Collected data entries:
════════════════════

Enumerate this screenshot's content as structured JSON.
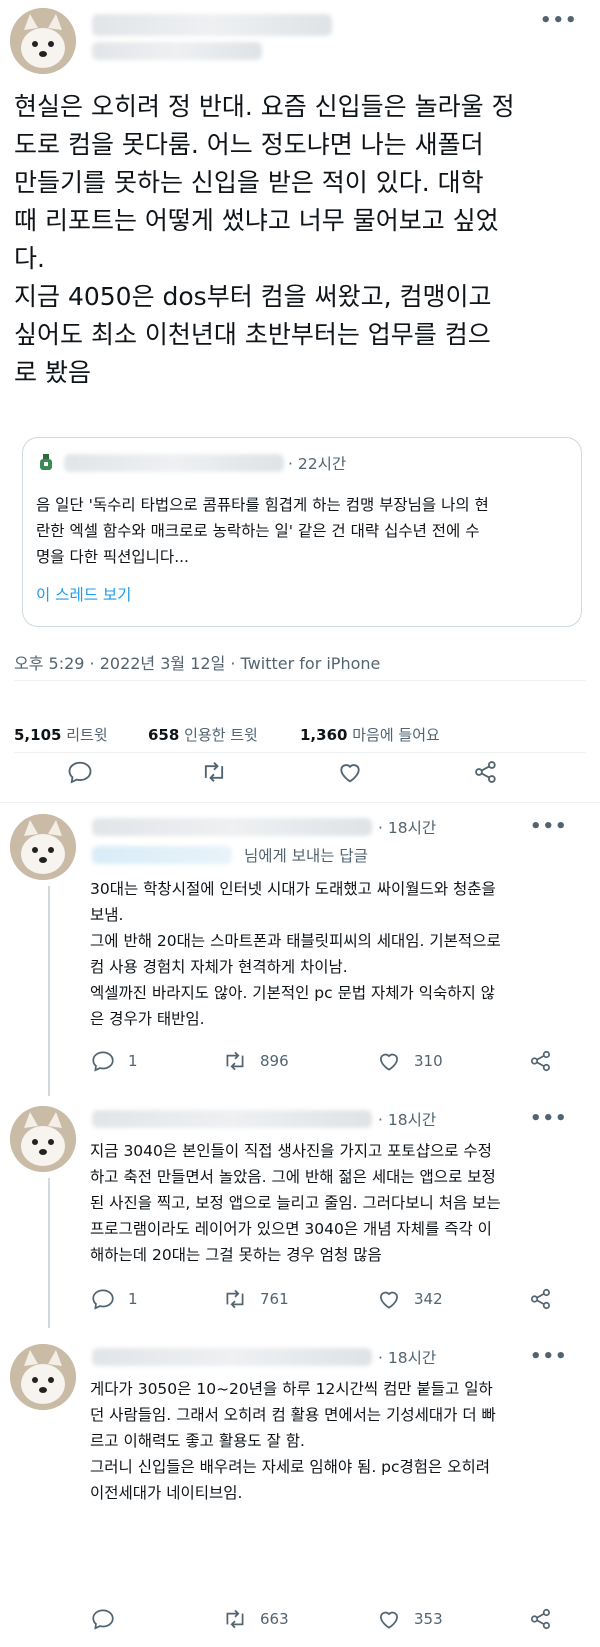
{
  "main_tweet": {
    "text": "현실은 오히려 정 반대. 요즘 신입들은 놀라울 정\n도로 컴을 못다룸. 어느 정도냐면 나는 새폴더\n만들기를 못하는 신입을 받은 적이 있다. 대학\n때 리포트는 어떻게 썼냐고 너무 물어보고 싶었\n다.\n지금 4050은 dos부터 컴을 써왔고, 컴맹이고\n싶어도 최소 이천년대 초반부터는 업무를 컴으\n로 봤음",
    "quoted": {
      "time": "· 22시간",
      "text": "음 일단 '독수리 타법으로 콤퓨타를 힘겹게 하는 컴맹 부장님을 나의 현\n란한 엑셀 함수와 매크로로 농락하는 일' 같은 건 대략 십수년 전에 수\n명을 다한 픽션입니다...",
      "link": "이 스레드 보기"
    },
    "meta": "오후 5:29 · 2022년 3월 12일 · Twitter for iPhone",
    "stats": {
      "retweets_count": "5,105",
      "retweets_label": "리트윗",
      "quotes_count": "658",
      "quotes_label": "인용한 트윗",
      "likes_count": "1,360",
      "likes_label": "마음에 들어요"
    }
  },
  "replies": [
    {
      "time": "· 18시간",
      "reply_to": "님에게 보내는 답글",
      "text": "30대는 학창시절에 인터넷 시대가 도래했고 싸이월드와 청춘을\n보냄.\n그에 반해 20대는 스마트폰과 태블릿피씨의 세대임. 기본적으로\n컴 사용 경험치 자체가 현격하게 차이남.\n엑셀까진 바라지도 않아. 기본적인 pc 문법 자체가 익숙하지 않\n은 경우가 태반임.",
      "replies": "1",
      "retweets": "896",
      "likes": "310"
    },
    {
      "time": "· 18시간",
      "text": "지금 3040은 본인들이 직접 생사진을 가지고 포토샵으로 수정\n하고 축전 만들면서 놀았음. 그에 반해 젊은 세대는 앱으로 보정\n된 사진을 찍고, 보정 앱으로 늘리고 줄임. 그러다보니 처음 보는\n프로그램이라도 레이어가 있으면 3040은 개념 자체를 즉각 이\n해하는데 20대는 그걸 못하는 경우 엄청 많음",
      "replies": "1",
      "retweets": "761",
      "likes": "342"
    },
    {
      "time": "· 18시간",
      "text": "게다가 3050은 10~20년을 하루 12시간씩 컴만 붙들고 일하\n던 사람들임. 그래서 오히려 컴 활용 면에서는 기성세대가 더 빠\n르고 이해력도 좋고 활용도 잘 함.\n그러니 신입들은 배우려는 자세로 임해야 됨. pc경험은 오히려\n이전세대가 네이티브임.",
      "retweets": "663",
      "likes": "353"
    }
  ],
  "colors": {
    "accent": "#1d9bf0",
    "muted": "#536471",
    "border": "#cfd9de"
  },
  "icons": [
    "reply-icon",
    "retweet-icon",
    "like-icon",
    "share-icon",
    "more-icon",
    "dog-avatar"
  ]
}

════════════════════

Instructions for the task: Out of the records, collect only those lines that contain the string "text".

Result below:
    "text": "현실은 오히려 정 반대. 요즘 신입들은 놀라울 정\n도로 컴을 못다룸. 어느 정도냐면 나는 새폴더\n만들기를 못하는 신입을 받은 적이 있다. 대학\n때 리포트는 어떻게 썼냐고 너무 물어보고 싶었\n다.\n지금 4050은 dos부터 컴을 써왔고, 컴맹이고\n싶어도 최소 이천년대 초반부터는 업무를 컴으\n로 봤음",
      "text": "음 일단 '독수리 타법으로 콤퓨타를 힘겹게 하는 컴맹 부장님을 나의 현\n란한 엑셀 함수와 매크로로 농락하는 일' 같은 건 대략 십수년 전에 수\n명을 다한 픽션입니다...",
      "text": "30대는 학창시절에 인터넷 시대가 도래했고 싸이월드와 청춘을\n보냄.\n그에 반해 20대는 스마트폰과 태블릿피씨의 세대임. 기본적으로\n컴 사용 경험치 자체가 현격하게 차이남.\n엑셀까진 바라지도 않아. 기본적인 pc 문법 자체가 익숙하지 않\n은 경우가 태반임.",
      "text": "지금 3040은 본인들이 직접 생사진을 가지고 포토샵으로 수정\n하고 축전 만들면서 놀았음. 그에 반해 젊은 세대는 앱으로 보정\n된 사진을 찍고, 보정 앱으로 늘리고 줄임. 그러다보니 처음 보는\n프로그램이라도 레이어가 있으면 3040은 개념 자체를 즉각 이\n해하는데 20대는 그걸 못하는 경우 엄청 많음",
      "text": "게다가 3050은 10~20년을 하루 12시간씩 컴만 붙들고 일하\n던 사람들임. 그래서 오히려 컴 활용 면에서는 기성세대가 더 빠\n르고 이해력도 좋고 활용도 잘 함.\n그러니 신입들은 배우려는 자세로 임해야 됨. pc경험은 오히려\n이전세대가 네이티브임.",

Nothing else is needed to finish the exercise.